Exercise description.
Show all lines from the listing below that contain "Tomato".
(begin)
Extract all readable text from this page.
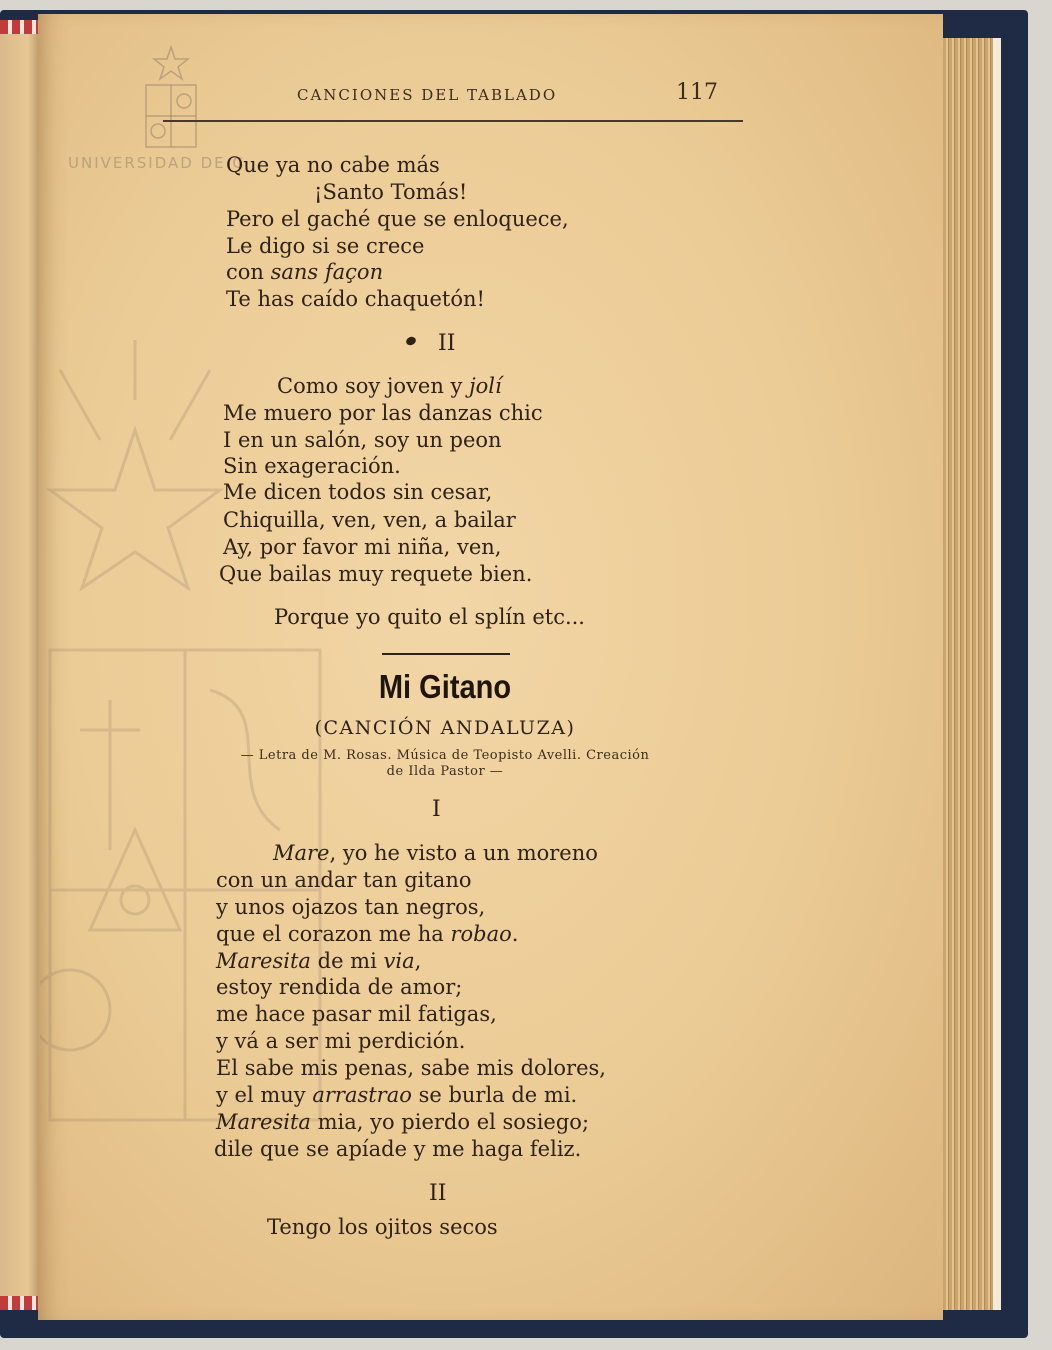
UNIVERSIDAD DE C
CANCIONES DEL TABLADO	117
Que ya no cabe más
¡Santo Tomás!
Pero el gaché que se enloquece,
Le digo si se crece
con sans façon
Te has caído chaquetón!
II
Como soy joven y jolí
Me muero por las danzas chic
I en un salón, soy un peon
Sin exageración.
Me dicen todos sin cesar,
Chiquilla, ven, ven, a bailar
Ay, por favor mi niña, ven,
Que bailas muy requete bien.
Porque yo quito el splín etc...
Mi Gitano
(CANCIÓN ANDALUZA)
— Letra de M. Rosas. Música de Teopisto Avelli. Creación
de Ilda Pastor —
I
Mare, yo he visto a un moreno
con un andar tan gitano
y unos ojazos tan negros,
que el corazon me ha robao.
Maresita de mi via,
estoy rendida de amor;
me hace pasar mil fatigas,
y vá a ser mi perdición.
El sabe mis penas, sabe mis dolores,
y el muy arrastrao se burla de mi.
Maresita mia, yo pierdo el sosiego;
dile que se apíade y me haga feliz.
II
Tengo los ojitos secos
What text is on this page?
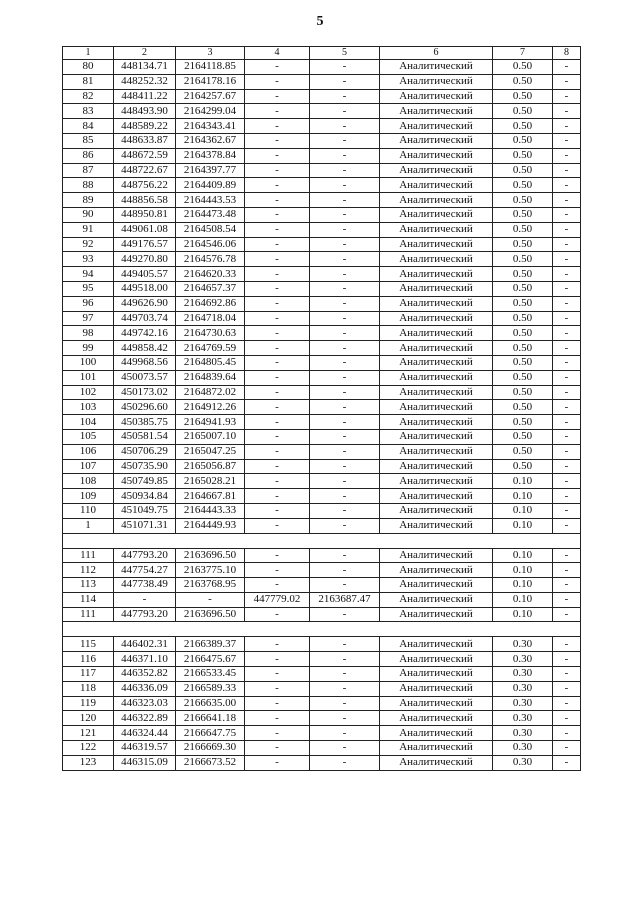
5
1	2	3	4	5	6	7	8
80	448134.71	2164118.85	-	-	Аналитический	0.50	-
81	448252.32	2164178.16	-	-	Аналитический	0.50	-
82	448411.22	2164257.67	-	-	Аналитический	0.50	-
83	448493.90	2164299.04	-	-	Аналитический	0.50	-
84	448589.22	2164343.41	-	-	Аналитический	0.50	-
85	448633.87	2164362.67	-	-	Аналитический	0.50	-
86	448672.59	2164378.84	-	-	Аналитический	0.50	-
87	448722.67	2164397.77	-	-	Аналитический	0.50	-
88	448756.22	2164409.89	-	-	Аналитический	0.50	-
89	448856.58	2164443.53	-	-	Аналитический	0.50	-
90	448950.81	2164473.48	-	-	Аналитический	0.50	-
91	449061.08	2164508.54	-	-	Аналитический	0.50	-
92	449176.57	2164546.06	-	-	Аналитический	0.50	-
93	449270.80	2164576.78	-	-	Аналитический	0.50	-
94	449405.57	2164620.33	-	-	Аналитический	0.50	-
95	449518.00	2164657.37	-	-	Аналитический	0.50	-
96	449626.90	2164692.86	-	-	Аналитический	0.50	-
97	449703.74	2164718.04	-	-	Аналитический	0.50	-
98	449742.16	2164730.63	-	-	Аналитический	0.50	-
99	449858.42	2164769.59	-	-	Аналитический	0.50	-
100	449968.56	2164805.45	-	-	Аналитический	0.50	-
101	450073.57	2164839.64	-	-	Аналитический	0.50	-
102	450173.02	2164872.02	-	-	Аналитический	0.50	-
103	450296.60	2164912.26	-	-	Аналитический	0.50	-
104	450385.75	2164941.93	-	-	Аналитический	0.50	-
105	450581.54	2165007.10	-	-	Аналитический	0.50	-
106	450706.29	2165047.25	-	-	Аналитический	0.50	-
107	450735.90	2165056.87	-	-	Аналитический	0.50	-
108	450749.85	2165028.21	-	-	Аналитический	0.10	-
109	450934.84	2164667.81	-	-	Аналитический	0.10	-
110	451049.75	2164443.33	-	-	Аналитический	0.10	-
1	451071.31	2164449.93	-	-	Аналитический	0.10	-

111	447793.20	2163696.50	-	-	Аналитический	0.10	-
112	447754.27	2163775.10	-	-	Аналитический	0.10	-
113	447738.49	2163768.95	-	-	Аналитический	0.10	-
114	-	-	447779.02	2163687.47	Аналитический	0.10	-
111	447793.20	2163696.50	-	-	Аналитический	0.10	-

115	446402.31	2166389.37	-	-	Аналитический	0.30	-
116	446371.10	2166475.67	-	-	Аналитический	0.30	-
117	446352.82	2166533.45	-	-	Аналитический	0.30	-
118	446336.09	2166589.33	-	-	Аналитический	0.30	-
119	446323.03	2166635.00	-	-	Аналитический	0.30	-
120	446322.89	2166641.18	-	-	Аналитический	0.30	-
121	446324.44	2166647.75	-	-	Аналитический	0.30	-
122	446319.57	2166669.30	-	-	Аналитический	0.30	-
123	446315.09	2166673.52	-	-	Аналитический	0.30	-
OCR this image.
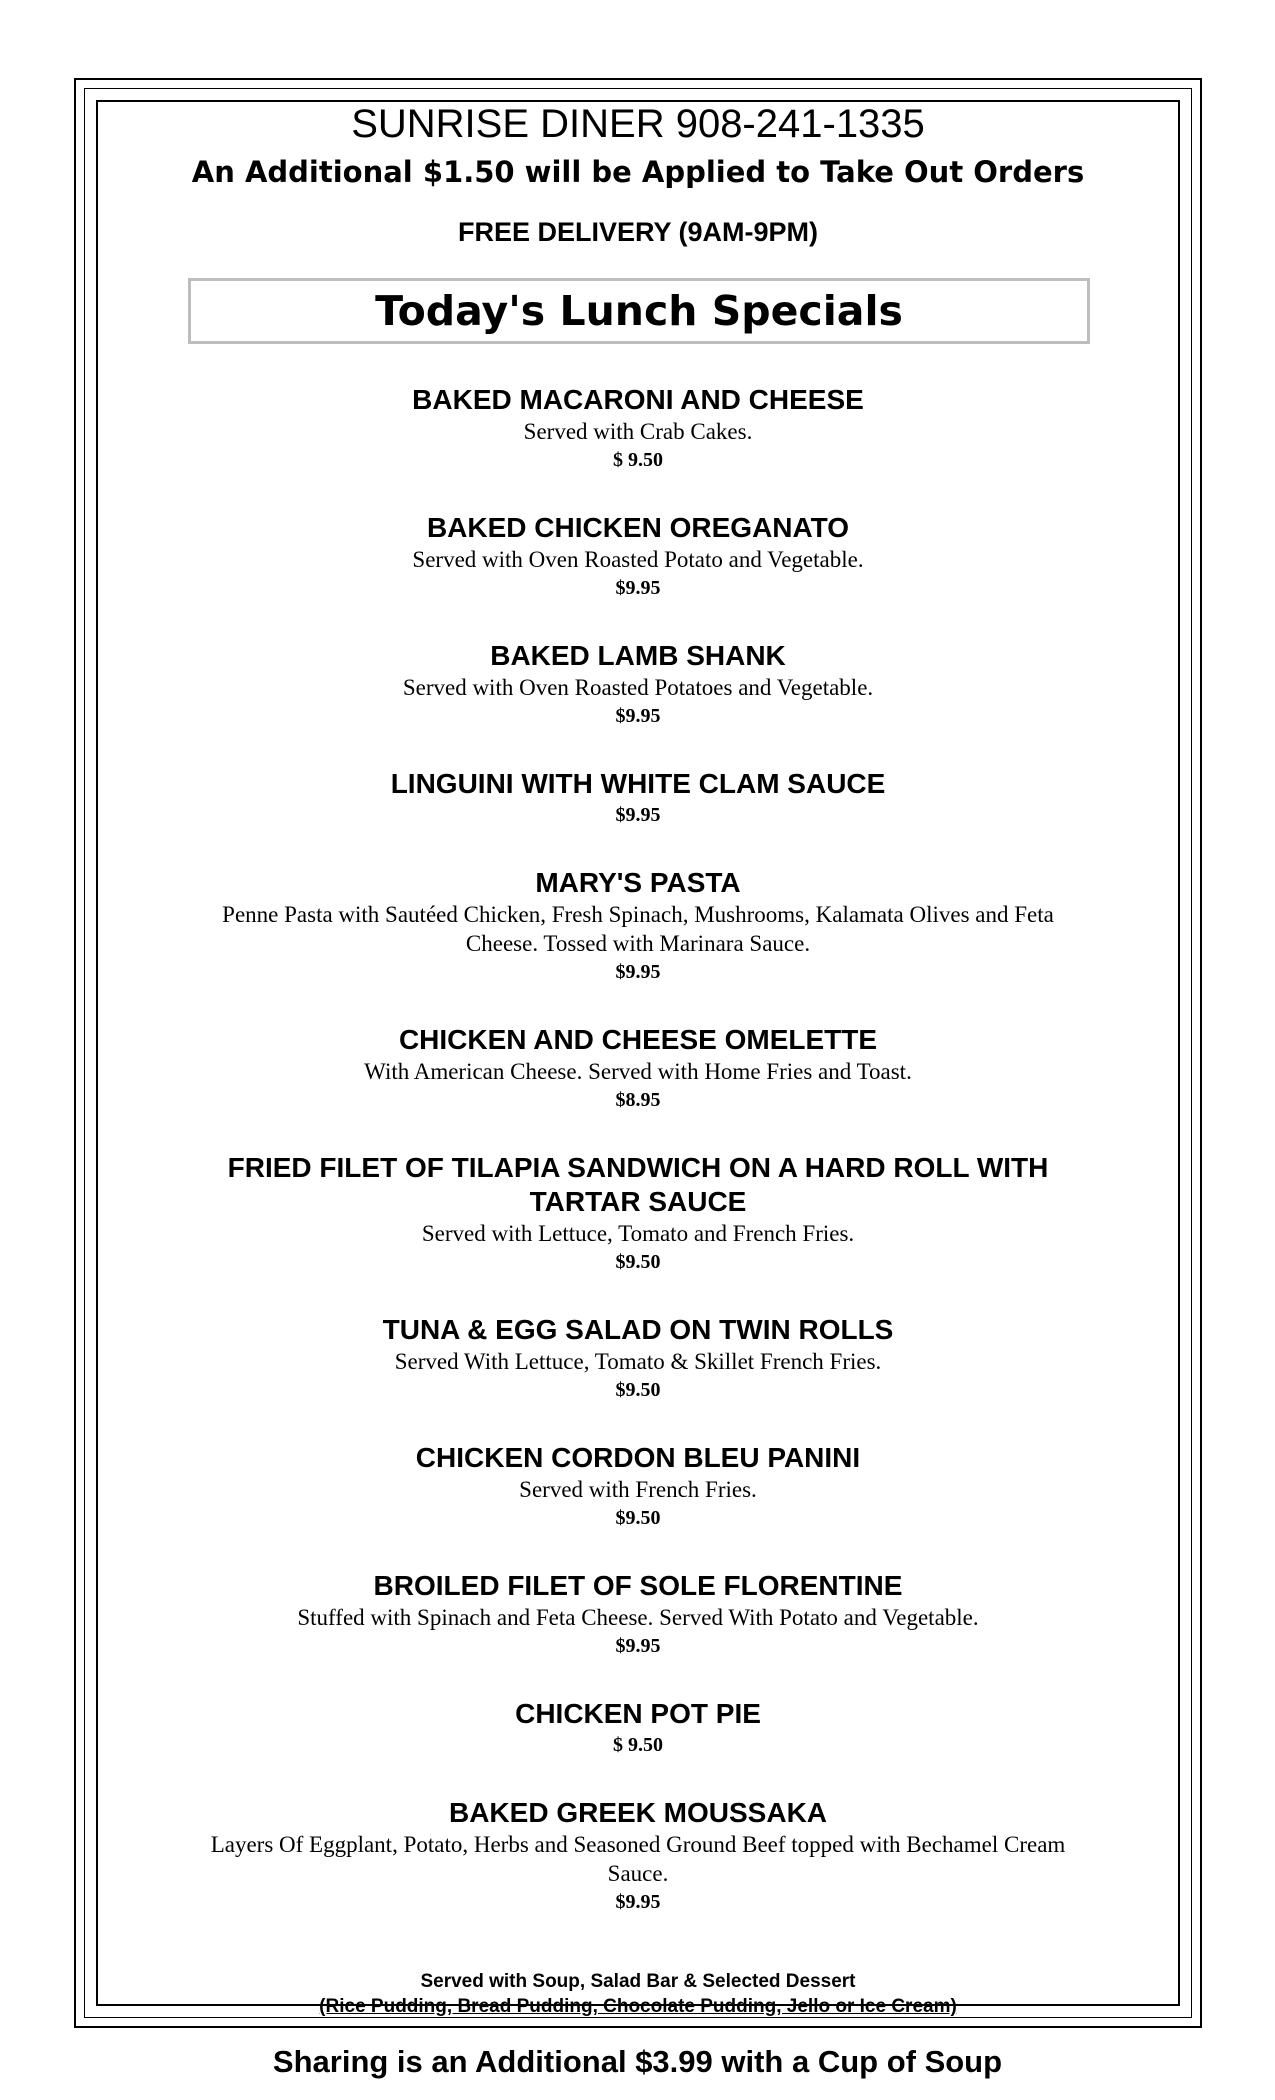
SUNRISE DINER 908-241-1335
An Additional $1.50 will be Applied to Take Out Orders
FREE DELIVERY (9AM-9PM)
Today's Lunch Specials
BAKED MACARONI AND CHEESE
Served with Crab Cakes.
$ 9.50
BAKED CHICKEN OREGANATO
Served with Oven Roasted Potato and Vegetable.
$9.95
BAKED LAMB SHANK
Served with Oven Roasted Potatoes and Vegetable.
$9.95
LINGUINI WITH WHITE CLAM SAUCE
$9.95
MARY'S PASTA
Penne Pasta with Sautéed Chicken, Fresh Spinach, Mushrooms, Kalamata Olives and Feta Cheese. Tossed with Marinara Sauce.
$9.95
CHICKEN AND CHEESE OMELETTE
With American Cheese. Served with Home Fries and Toast.
$8.95
FRIED FILET OF TILAPIA SANDWICH ON A HARD ROLL WITH TARTAR SAUCE
Served with Lettuce, Tomato and French Fries.
$9.50
TUNA & EGG SALAD ON TWIN ROLLS
Served With Lettuce, Tomato & Skillet French Fries.
$9.50
CHICKEN CORDON BLEU PANINI
Served with French Fries.
$9.50
BROILED FILET OF SOLE FLORENTINE
Stuffed with Spinach and Feta Cheese. Served With Potato and Vegetable.
$9.95
CHICKEN POT PIE
$ 9.50
BAKED GREEK MOUSSAKA
Layers Of Eggplant, Potato, Herbs and Seasoned Ground Beef topped with Bechamel Cream Sauce.
$9.95
Served with Soup, Salad Bar & Selected Dessert
(Rice Pudding, Bread Pudding, Chocolate Pudding, Jello or Ice Cream)
Sharing is an Additional $3.99 with a Cup of Soup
(end)
Task response.
Served with Lettuce, Tomato and French Fries.
Served With Lettuce, Tomato & Skillet French Fries.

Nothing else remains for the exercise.